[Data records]
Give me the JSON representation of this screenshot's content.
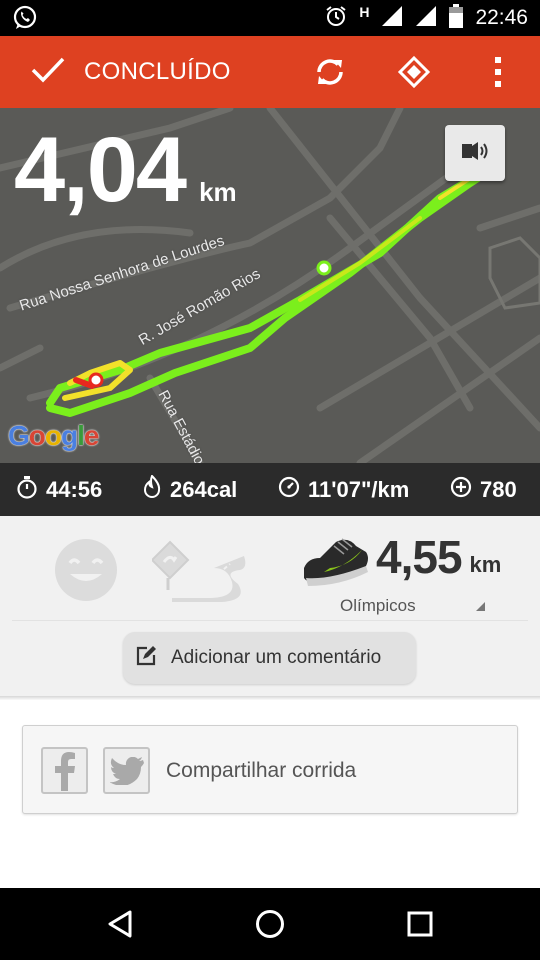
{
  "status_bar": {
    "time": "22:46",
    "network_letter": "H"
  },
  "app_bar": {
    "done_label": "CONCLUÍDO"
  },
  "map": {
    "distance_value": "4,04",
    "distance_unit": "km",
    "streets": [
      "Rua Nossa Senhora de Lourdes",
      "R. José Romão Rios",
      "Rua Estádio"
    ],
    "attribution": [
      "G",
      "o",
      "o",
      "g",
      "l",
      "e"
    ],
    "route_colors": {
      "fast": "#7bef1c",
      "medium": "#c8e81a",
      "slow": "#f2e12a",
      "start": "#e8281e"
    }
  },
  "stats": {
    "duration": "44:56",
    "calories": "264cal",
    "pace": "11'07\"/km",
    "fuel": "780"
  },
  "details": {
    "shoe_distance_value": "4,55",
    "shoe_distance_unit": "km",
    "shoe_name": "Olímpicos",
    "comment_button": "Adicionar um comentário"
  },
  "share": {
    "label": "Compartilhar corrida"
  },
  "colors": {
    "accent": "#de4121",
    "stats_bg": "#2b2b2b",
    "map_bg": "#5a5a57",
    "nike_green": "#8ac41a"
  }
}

WHAT TO PRODUCE → Write out each entry exactly as given, omitting any picture.

EXERCISE ANSWER →
Give me the JSON representation of this screenshot's content.
{
  "status_bar": {
    "time": "22:46",
    "network_letter": "H"
  },
  "app_bar": {
    "done_label": "CONCLUÍDO"
  },
  "map": {
    "distance_value": "4,04",
    "distance_unit": "km",
    "streets": [
      "Rua Nossa Senhora de Lourdes",
      "R. José Romão Rios",
      "Rua Estádio"
    ],
    "attribution": [
      "G",
      "o",
      "o",
      "g",
      "l",
      "e"
    ],
    "route_colors": {
      "fast": "#7bef1c",
      "medium": "#c8e81a",
      "slow": "#f2e12a",
      "start": "#e8281e"
    }
  },
  "stats": {
    "duration": "44:56",
    "calories": "264cal",
    "pace": "11'07\"/km",
    "fuel": "780"
  },
  "details": {
    "shoe_distance_value": "4,55",
    "shoe_distance_unit": "km",
    "shoe_name": "Olímpicos",
    "comment_button": "Adicionar um comentário"
  },
  "share": {
    "label": "Compartilhar corrida"
  },
  "colors": {
    "accent": "#de4121",
    "stats_bg": "#2b2b2b",
    "map_bg": "#5a5a57",
    "nike_green": "#8ac41a"
  }
}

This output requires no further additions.